# Aim:
Look through the data below. Show each line where the string "color" occurs.

___ Information shown ___

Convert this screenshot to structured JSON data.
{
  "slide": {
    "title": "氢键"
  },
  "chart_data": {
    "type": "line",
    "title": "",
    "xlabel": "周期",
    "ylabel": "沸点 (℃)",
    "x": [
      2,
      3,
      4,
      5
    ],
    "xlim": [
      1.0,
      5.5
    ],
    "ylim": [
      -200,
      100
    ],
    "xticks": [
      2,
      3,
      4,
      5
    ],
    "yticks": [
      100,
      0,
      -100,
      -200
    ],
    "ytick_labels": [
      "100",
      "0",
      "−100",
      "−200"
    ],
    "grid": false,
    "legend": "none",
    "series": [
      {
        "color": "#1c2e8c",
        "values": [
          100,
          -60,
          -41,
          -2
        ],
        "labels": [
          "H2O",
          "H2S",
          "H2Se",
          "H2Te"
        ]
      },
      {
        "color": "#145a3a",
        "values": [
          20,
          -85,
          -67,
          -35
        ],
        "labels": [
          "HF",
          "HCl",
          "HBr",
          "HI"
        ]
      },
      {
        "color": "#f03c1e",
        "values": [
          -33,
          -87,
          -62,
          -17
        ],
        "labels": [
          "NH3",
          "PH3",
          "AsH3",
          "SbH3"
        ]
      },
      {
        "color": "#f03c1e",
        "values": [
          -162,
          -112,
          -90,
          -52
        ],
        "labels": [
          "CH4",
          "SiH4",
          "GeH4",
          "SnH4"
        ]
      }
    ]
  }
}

___

# Worked answer:
        "color": "#1c2e8c",
        "color": "#145a3a",
        "color": "#f03c1e",
        "color": "#f03c1e",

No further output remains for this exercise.